**Task description**
Could you set out every line of the items below as a Markdown table with the columns "No." and "Entry", numbering the rows, skipping blank lines and leaving out the pictures?

**The data**

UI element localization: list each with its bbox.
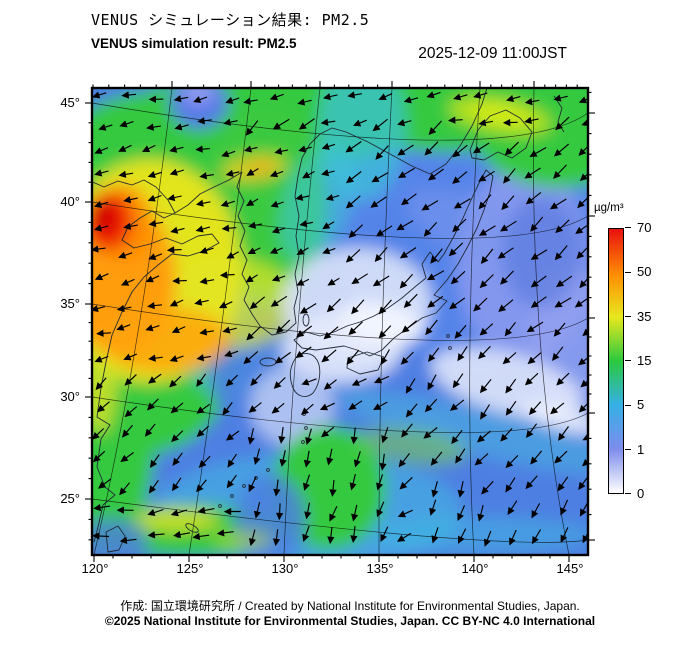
colorbar-tick <box>625 227 631 228</box>
colorbar-tick <box>625 316 631 317</box>
colorbar-label-5: 5 <box>637 397 645 412</box>
page-title-japanese: VENUS シミュレーション結果: PM2.5 <box>91 11 370 29</box>
wind-vector-layer <box>92 91 588 547</box>
forecast-timestamp: 2025-12-09 11:00JST <box>418 45 567 62</box>
x-tick-label-120: 120° <box>81 561 109 576</box>
x-tick-label-140: 140° <box>461 561 489 576</box>
y-tick-label-30: 30° <box>60 389 80 404</box>
yalu-coastline <box>174 171 243 214</box>
okinawa-island <box>185 523 199 533</box>
colorbar-label-70: 70 <box>637 220 652 235</box>
colorbar-label-1: 1 <box>637 442 645 457</box>
korea-coastline <box>236 88 488 336</box>
x-tick-label-135: 135° <box>366 561 394 576</box>
license-line: ©2025 National Institute for Environment… <box>104 614 596 628</box>
china-coastline <box>92 179 220 543</box>
pm25-map-image <box>85 81 595 562</box>
taiwan-coastline <box>105 525 126 553</box>
map-panel <box>85 81 595 562</box>
page-title-english: VENUS simulation result: PM2.5 <box>91 36 297 51</box>
colorbar-unit-label: µg/m³ <box>594 202 624 214</box>
colorbar-label-15: 15 <box>637 353 652 368</box>
colorbar-tick <box>625 405 631 406</box>
hokkaido-coastline <box>469 109 533 161</box>
colorbar-label-35: 35 <box>637 309 652 324</box>
map-border <box>90 86 590 557</box>
credit-line: 作成: 国立環境研究所 / Created by National Instit… <box>120 599 580 613</box>
y-tick-label-40: 40° <box>60 194 80 209</box>
y-tick-label-35: 35° <box>60 296 80 311</box>
y-tick-label-45: 45° <box>60 95 80 110</box>
colorbar-tick <box>625 449 631 450</box>
x-tick-label-130: 130° <box>271 561 299 576</box>
colorbar-label-0: 0 <box>637 486 645 501</box>
tsushima-island <box>302 313 310 327</box>
x-tick-label-125: 125° <box>176 561 204 576</box>
pm25-concentration-field <box>92 88 588 555</box>
colorbar-tick <box>625 493 631 494</box>
x-tick-label-145: 145° <box>556 561 584 576</box>
kyushu-coastline <box>289 353 321 397</box>
shikoku-coastline <box>346 351 385 375</box>
coastline-layer <box>92 88 565 553</box>
colorbar-tick <box>625 360 631 361</box>
y-tick-label-25: 25° <box>60 491 80 506</box>
colorbar-label-50: 50 <box>637 264 652 279</box>
colorbar <box>608 228 624 494</box>
colorbar-tick <box>625 272 631 273</box>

**Result of the exercise**
| No. | Entry |
|---|---|
| 1 | UI element localization: list each with its bbox. |
| 2 | colorbar-tick <box>625 227 631 228</box> |
| 3 | colorbar-tick <box>625 316 631 317</box> |
| 4 | colorbar-label-5: 5 <box>637 397 645 412</box> |
| 5 | page-title-japanese: VENUS シミュレーション結果: PM2.5 <box>91 11 370 29</box> |
| 6 | wind-vector-layer <box>92 91 588 547</box> |
| 7 | forecast-timestamp: 2025-12-09 11:00JST <box>418 45 567 62</box> |
| 8 | x-tick-label-120: 120° <box>81 561 109 576</box> |
| 9 | x-tick-label-140: 140° <box>461 561 489 576</box> |
| 10 | y-tick-label-30: 30° <box>60 389 80 404</box> |
| 11 | yalu-coastline <box>174 171 243 214</box> |
| 12 | okinawa-island <box>185 523 199 533</box> |
| 13 | colorbar-label-70: 70 <box>637 220 652 235</box> |
| 14 | colorbar-label-1: 1 <box>637 442 645 457</box> |
| 15 | korea-coastline <box>236 88 488 336</box> |
| 16 | x-tick-label-135: 135° <box>366 561 394 576</box> |
| 17 | license-line: ©2025 National Institute for Environment… <box>104 614 596 628</box> |
| 18 | china-coastline <box>92 179 220 543</box> |
| 19 | pm25-map-image <box>85 81 595 562</box> |
| 20 | taiwan-coastline <box>105 525 126 553</box> |
| 21 | map-panel <box>85 81 595 562</box> |
| 22 | page-title-english: VENUS simulation result: PM2.5 <box>91 36 297 51</box> |
| 23 | colorbar-unit-label: µg/m³ <box>594 202 624 214</box> |
| 24 | colorbar-label-15: 15 <box>637 353 652 368</box> |
| 25 | colorbar-tick <box>625 405 631 406</box> |
| 26 | hokkaido-coastline <box>469 109 533 161</box> |
| 27 | colorbar-label-35: 35 <box>637 309 652 324</box> |
| 28 | map-border <box>90 86 590 557</box> |
| 29 | credit-line: 作成: 国立環境研究所 / Created by National Instit… <box>120 599 580 613</box> |
| 30 | y-tick-label-40: 40° <box>60 194 80 209</box> |
| 31 | y-tick-label-35: 35° <box>60 296 80 311</box> |
| 32 | y-tick-label-45: 45° <box>60 95 80 110</box> |
| 33 | colorbar-tick <box>625 449 631 450</box> |
| 34 | x-tick-label-130: 130° <box>271 561 299 576</box> |
| 35 | colorbar-label-0: 0 <box>637 486 645 501</box> |
| 36 | tsushima-island <box>302 313 310 327</box> |
| 37 | x-tick-label-125: 125° <box>176 561 204 576</box> |
| 38 | pm25-concentration-field <box>92 88 588 555</box> |
| 39 | colorbar-tick <box>625 493 631 494</box> |
| 40 | x-tick-label-145: 145° <box>556 561 584 576</box> |
| 41 | kyushu-coastline <box>289 353 321 397</box> |
| 42 | shikoku-coastline <box>346 351 385 375</box> |
| 43 | coastline-layer <box>92 88 565 553</box> |
| 44 | colorbar-tick <box>625 360 631 361</box> |
| 45 | y-tick-label-25: 25° <box>60 491 80 506</box> |
| 46 | colorbar-label-50: 50 <box>637 264 652 279</box> |
| 47 | colorbar <box>608 228 624 494</box> |
| 48 | colorbar-tick <box>625 272 631 273</box> |